◆ Estratto
La Corte d'Appello di Bari stabilisce l'applicabilità della sanzione di cui all'art. 1815, comma 2, c.c. anche alle ipotesi nelle quali l'interesse di mora, pur non applicato in concreto, sia stato pattuito in misura superiore al T.S.U., con conseguente conversione del mutuo da oneroso a gratuito e relativa non debenza degli interessi corrispettivi versati.



ORIENTAMENTI GIURISPRUDENZIALI

Conformi

- (sull'applicabilità dell'art. 644 c.p. agli interessi moratori): Cass. Civ. 17 novembre 2000, n. 14899; Corte Cost. 25 febbraio 2002, n. 29; Cass. Civ. 4 aprile 2003, n. 5324; Cass. Civ. 9 gennaio 2013, n. 350; Cass. Civ., 6 marzo 2017, n. 5598

- (sulle sorti del contratto caratterizzato da interessi di mora superiori al TSU): Cass. civ. Sez. VI, Ord., 4.10.2017, n. 23192; Corte d’Appello di Roma, 7 luglio 2016; Tribunale di Como 13.7.2017

Difformi

- (sulle sorti del contratto caratterizzato da interessi di mora superiori al TSU): Trib. Chieti 22 aprile 2015; Trib. Reggio Emilia 24 febbraio 2015; Trib. Taranto 17 ottobre 2014; Trib. Napoli 15 settembre 2014; Trib. Milano 28 gennaio 2014, 22 maggio 2014 e 8 marzo 2016; Trib. Chieti 23 aprile 2015; Trib. Venezia 15 ottobre 2014; Trib. Bologna 24 febbraio 2016; Trib. Padova 27 aprile 2016; Trib. Napoli 20 giugno 2016

Vedi anche

Cass. Civ., 5 aprile 2017, n. 8806; Cass. Civ., Sez. Unite, 19 ottobre 2017, n. 24675


Il provvedimento della Corte barese va ad infoltire la casistica che prende in considerazione la non infrequente ipotesi nella quale la pattuizione degli interessi di mora venga effettuata in misura eccedente rispetto al tasso soglia di usura.

◆ Elenco compiti
A – Secondo l'estratto sugli interessi di mora, che cosa accade al mutuo quando la Corte d'Appello di Bari applica la sanzione dell'art. 1815, comma 2, c.c.?
B – Riprendi l'estratto sugli interessi di mora dopo la sua ultima frase e prosegui il testo.
Questi dati non servono per svolgere il lavoro richiesto.

◆ Materiale estratto
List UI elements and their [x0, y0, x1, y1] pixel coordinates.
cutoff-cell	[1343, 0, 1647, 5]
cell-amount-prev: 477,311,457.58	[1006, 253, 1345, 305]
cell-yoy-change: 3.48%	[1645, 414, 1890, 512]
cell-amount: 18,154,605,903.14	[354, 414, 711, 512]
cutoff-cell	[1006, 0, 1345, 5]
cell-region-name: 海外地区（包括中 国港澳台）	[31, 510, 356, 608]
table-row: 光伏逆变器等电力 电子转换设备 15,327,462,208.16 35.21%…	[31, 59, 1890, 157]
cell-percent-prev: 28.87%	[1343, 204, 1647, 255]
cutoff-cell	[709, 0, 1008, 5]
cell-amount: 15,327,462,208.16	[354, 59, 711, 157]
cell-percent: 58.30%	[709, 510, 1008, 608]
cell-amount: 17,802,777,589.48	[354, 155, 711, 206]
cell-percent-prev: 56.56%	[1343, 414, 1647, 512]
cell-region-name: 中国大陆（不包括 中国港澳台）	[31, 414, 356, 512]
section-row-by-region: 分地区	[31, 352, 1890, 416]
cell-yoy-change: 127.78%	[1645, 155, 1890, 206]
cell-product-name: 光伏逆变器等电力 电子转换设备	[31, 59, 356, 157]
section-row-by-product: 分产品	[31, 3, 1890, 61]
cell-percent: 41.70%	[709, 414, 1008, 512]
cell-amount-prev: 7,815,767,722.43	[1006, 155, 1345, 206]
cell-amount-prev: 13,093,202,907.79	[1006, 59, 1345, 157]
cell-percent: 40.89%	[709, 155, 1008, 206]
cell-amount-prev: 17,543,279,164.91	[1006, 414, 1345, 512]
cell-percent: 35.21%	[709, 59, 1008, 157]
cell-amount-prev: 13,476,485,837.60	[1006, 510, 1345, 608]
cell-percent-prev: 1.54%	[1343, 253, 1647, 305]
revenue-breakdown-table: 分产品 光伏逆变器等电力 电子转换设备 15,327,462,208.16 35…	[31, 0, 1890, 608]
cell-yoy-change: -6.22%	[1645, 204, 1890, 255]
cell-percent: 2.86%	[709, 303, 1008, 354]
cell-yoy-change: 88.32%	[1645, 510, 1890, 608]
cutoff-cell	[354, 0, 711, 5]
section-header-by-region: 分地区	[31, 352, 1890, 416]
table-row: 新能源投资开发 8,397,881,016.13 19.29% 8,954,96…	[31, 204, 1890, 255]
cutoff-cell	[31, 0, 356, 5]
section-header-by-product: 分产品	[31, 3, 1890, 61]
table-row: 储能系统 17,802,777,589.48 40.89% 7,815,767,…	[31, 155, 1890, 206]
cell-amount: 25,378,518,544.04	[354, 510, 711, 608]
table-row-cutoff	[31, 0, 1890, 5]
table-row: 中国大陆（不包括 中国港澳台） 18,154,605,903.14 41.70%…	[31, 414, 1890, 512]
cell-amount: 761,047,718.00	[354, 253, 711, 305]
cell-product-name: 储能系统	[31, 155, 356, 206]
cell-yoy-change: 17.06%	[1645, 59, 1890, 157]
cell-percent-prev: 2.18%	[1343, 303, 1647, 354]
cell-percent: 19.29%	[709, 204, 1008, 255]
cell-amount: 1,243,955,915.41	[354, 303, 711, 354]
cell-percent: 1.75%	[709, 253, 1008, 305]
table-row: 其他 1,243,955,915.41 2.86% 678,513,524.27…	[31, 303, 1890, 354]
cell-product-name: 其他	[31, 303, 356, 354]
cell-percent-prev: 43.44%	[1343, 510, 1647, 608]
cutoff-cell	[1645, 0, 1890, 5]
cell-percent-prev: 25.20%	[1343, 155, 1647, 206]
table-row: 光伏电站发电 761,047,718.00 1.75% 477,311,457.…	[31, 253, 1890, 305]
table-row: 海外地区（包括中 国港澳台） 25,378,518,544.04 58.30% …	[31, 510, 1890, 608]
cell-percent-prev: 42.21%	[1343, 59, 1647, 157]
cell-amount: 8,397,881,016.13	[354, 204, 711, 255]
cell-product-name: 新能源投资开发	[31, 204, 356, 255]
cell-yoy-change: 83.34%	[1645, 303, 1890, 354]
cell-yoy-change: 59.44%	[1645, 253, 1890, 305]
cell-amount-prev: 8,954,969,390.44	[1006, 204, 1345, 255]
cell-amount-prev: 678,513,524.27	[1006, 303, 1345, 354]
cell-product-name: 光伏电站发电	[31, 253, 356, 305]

◆ Risposte per compito
A – Il mutuo si converte da oneroso a gratuito e gli interessi corrispettivi versati non sono dovuti.

B –
In giurisprudenza, infatti, si registrano orientamenti di merito discordanti giacché alcuni ritengono in radice che gli interessi di mora, non avendo natura corrispettiva, siano ontologicamente sottratti al rispetto della soglia di usura mentre altri, pur ammettendo che anche la mora debba sottostare ai limiti di legge, subordinano l'applicazione della sanzione di cui all'art. 1815 c.c. all'effettiva escussione di tale voce di costo. Altri ancora, sostengono che l'art. 1815, comma 2, c.c. determini la nullità della sola clausola riferibile alla mora, senza conseguenze in odine alla debenza degli interessi corrispettivi.

La sentenza in commento, nell'affermare il più radicale principio della gratuità del mutuo, riforma integralmente una pronuncia che si era attestata su posizioni meno restrittive.

Il caso di specie

La fattispecie concreta scrutinata dai Giudici è paradigmatica.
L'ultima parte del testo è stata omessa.